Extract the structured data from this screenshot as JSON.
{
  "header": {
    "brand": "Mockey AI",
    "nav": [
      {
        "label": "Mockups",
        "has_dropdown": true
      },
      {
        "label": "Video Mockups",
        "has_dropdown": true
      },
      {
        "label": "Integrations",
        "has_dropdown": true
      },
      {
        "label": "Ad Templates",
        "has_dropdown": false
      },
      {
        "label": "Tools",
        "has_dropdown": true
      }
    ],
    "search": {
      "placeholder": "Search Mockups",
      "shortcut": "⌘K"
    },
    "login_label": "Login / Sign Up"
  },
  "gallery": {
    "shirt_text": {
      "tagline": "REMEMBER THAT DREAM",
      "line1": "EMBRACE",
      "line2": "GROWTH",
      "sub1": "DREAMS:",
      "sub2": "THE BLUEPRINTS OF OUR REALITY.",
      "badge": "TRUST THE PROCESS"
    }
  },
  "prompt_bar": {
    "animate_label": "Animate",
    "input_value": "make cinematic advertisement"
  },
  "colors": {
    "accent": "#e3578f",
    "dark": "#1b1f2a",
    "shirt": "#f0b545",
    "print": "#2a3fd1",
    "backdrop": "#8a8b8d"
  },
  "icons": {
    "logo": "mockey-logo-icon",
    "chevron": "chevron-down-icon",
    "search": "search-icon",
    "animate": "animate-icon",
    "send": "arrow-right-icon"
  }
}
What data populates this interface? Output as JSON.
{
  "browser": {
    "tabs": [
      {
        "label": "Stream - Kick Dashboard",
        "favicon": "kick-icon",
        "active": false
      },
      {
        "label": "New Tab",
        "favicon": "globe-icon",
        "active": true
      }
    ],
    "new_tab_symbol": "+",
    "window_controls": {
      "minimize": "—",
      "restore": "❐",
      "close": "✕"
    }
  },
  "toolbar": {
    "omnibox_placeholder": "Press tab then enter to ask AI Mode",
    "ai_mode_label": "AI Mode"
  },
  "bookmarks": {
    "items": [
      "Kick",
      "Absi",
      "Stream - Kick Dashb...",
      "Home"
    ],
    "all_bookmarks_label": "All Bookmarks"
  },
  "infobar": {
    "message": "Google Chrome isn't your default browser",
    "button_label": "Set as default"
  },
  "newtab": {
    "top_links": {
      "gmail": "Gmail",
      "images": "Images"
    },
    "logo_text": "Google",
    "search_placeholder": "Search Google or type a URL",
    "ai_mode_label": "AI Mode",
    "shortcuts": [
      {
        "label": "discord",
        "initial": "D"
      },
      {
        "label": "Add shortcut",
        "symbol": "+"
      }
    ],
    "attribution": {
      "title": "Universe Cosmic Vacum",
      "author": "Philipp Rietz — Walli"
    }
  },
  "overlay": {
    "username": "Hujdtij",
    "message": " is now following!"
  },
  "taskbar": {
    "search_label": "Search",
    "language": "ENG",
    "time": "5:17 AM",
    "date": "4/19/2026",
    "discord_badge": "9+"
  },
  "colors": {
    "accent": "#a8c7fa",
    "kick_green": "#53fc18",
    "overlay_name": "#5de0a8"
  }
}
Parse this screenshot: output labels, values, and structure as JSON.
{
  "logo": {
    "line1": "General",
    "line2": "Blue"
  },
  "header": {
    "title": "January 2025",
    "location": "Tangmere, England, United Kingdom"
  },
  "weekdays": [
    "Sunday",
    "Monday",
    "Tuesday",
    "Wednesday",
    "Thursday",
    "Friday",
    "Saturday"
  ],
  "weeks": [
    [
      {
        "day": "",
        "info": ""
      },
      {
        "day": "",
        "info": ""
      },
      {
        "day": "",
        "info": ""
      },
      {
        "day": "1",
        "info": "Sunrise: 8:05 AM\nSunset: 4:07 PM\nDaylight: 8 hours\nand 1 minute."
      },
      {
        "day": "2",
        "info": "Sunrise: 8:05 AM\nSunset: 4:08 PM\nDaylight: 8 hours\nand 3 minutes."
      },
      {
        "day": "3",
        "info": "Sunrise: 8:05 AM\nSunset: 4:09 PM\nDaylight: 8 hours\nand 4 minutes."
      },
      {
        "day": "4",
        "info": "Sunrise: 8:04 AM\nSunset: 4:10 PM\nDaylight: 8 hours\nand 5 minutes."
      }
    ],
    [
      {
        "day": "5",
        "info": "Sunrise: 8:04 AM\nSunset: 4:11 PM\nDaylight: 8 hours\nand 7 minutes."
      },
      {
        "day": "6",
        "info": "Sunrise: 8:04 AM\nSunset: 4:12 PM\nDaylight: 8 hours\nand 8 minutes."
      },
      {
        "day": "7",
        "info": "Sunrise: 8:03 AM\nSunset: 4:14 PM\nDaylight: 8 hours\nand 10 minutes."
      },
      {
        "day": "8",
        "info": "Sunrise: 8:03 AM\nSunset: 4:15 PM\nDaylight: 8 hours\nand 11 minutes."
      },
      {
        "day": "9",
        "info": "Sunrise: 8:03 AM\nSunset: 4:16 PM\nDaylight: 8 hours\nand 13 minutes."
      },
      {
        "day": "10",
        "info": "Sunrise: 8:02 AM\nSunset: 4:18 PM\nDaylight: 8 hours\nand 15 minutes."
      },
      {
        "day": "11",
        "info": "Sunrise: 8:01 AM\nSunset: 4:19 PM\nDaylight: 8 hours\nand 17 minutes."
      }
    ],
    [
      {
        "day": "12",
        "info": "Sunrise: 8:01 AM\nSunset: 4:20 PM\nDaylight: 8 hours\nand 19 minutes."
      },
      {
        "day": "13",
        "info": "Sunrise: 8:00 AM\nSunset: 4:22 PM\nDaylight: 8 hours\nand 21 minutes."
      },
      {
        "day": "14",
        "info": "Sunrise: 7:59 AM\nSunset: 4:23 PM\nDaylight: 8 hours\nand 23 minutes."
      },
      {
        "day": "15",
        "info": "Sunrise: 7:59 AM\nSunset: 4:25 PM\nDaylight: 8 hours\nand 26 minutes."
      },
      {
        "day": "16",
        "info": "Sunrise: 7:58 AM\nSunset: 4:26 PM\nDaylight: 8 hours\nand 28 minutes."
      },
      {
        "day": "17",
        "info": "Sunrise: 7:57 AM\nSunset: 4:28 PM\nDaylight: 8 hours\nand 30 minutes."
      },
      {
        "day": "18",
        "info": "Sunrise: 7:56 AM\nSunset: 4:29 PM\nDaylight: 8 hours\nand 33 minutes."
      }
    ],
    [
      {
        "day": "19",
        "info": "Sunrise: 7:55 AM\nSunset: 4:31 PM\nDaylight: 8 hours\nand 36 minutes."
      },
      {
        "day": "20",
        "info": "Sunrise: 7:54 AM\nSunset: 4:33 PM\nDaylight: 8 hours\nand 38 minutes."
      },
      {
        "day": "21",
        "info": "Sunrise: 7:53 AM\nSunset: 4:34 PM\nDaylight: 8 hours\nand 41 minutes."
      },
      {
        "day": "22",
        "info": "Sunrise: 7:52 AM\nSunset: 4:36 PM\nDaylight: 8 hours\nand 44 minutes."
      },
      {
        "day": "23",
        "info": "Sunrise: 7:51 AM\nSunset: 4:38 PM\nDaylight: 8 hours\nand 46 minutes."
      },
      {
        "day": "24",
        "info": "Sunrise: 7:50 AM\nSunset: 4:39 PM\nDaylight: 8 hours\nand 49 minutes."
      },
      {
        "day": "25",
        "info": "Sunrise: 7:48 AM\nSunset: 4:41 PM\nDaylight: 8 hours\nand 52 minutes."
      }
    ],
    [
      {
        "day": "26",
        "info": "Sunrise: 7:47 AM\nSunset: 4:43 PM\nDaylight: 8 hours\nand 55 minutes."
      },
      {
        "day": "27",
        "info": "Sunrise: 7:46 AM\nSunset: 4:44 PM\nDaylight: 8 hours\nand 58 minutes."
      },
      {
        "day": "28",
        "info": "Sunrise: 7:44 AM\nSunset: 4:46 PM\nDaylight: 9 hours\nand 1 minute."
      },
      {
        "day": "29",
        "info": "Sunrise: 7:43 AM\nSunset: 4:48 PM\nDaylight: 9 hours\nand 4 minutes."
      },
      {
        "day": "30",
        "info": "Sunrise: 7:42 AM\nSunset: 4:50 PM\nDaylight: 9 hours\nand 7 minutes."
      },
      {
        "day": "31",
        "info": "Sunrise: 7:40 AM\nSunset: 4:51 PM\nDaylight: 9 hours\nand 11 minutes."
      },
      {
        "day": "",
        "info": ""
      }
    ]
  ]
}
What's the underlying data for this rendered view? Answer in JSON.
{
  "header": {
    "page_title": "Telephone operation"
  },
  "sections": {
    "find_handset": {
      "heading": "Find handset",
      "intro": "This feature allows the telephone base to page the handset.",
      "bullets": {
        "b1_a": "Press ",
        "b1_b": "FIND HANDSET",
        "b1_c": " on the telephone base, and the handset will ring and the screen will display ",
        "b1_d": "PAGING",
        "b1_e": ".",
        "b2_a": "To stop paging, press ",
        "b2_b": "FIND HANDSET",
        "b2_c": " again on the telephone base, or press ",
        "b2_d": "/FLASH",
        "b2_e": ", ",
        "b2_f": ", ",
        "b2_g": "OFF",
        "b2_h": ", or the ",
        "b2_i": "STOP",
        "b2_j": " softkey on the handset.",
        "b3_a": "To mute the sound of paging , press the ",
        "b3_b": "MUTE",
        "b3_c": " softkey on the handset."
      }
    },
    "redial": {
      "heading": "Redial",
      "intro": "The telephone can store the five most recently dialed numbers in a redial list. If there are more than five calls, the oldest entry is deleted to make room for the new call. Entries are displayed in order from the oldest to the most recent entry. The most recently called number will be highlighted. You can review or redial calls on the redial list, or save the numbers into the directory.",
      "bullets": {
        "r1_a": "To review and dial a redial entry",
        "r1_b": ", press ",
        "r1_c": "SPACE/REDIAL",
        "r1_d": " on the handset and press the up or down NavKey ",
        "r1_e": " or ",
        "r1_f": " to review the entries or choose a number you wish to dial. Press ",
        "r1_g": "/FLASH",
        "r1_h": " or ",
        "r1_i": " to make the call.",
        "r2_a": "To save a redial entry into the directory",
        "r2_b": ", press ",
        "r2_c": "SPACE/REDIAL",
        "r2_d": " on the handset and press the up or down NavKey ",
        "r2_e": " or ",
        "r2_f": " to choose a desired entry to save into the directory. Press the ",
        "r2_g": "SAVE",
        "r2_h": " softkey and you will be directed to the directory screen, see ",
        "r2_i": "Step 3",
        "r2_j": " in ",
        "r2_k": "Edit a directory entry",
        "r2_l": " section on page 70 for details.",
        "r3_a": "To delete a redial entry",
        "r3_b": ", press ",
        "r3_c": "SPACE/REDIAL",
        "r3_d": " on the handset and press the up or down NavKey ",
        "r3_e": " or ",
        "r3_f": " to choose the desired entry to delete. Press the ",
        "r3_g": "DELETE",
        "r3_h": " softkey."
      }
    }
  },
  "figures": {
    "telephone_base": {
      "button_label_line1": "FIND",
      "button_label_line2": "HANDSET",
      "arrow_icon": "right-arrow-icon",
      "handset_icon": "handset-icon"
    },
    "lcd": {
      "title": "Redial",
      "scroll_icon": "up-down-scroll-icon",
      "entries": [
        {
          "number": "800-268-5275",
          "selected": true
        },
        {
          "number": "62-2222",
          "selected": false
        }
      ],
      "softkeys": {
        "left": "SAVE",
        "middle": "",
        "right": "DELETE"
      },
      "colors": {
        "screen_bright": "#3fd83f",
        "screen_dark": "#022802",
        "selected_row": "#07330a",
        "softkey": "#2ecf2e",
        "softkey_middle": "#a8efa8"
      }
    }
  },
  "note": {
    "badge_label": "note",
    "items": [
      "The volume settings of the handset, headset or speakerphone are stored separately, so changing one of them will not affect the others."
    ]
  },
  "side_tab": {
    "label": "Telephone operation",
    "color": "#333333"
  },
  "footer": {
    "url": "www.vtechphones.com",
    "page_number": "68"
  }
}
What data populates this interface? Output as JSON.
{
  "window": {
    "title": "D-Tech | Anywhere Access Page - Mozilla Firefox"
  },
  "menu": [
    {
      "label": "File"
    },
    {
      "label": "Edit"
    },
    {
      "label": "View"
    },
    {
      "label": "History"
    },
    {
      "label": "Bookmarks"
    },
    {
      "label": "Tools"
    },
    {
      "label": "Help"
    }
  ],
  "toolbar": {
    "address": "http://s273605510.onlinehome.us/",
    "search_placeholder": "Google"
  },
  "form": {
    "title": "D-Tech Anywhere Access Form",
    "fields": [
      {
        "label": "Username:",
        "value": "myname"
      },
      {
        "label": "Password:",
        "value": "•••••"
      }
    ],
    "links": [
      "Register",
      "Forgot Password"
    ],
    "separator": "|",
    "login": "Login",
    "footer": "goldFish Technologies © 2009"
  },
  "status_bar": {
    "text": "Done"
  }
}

*What needs to be done*. Filter the entries above down to the lines containing the word "Mode".

*Expected answer*.
    "omnibox_placeholder": "Press tab then enter to ask AI Mode",
    "ai_mode_label": "AI Mode"
    "ai_mode_label": "AI Mode",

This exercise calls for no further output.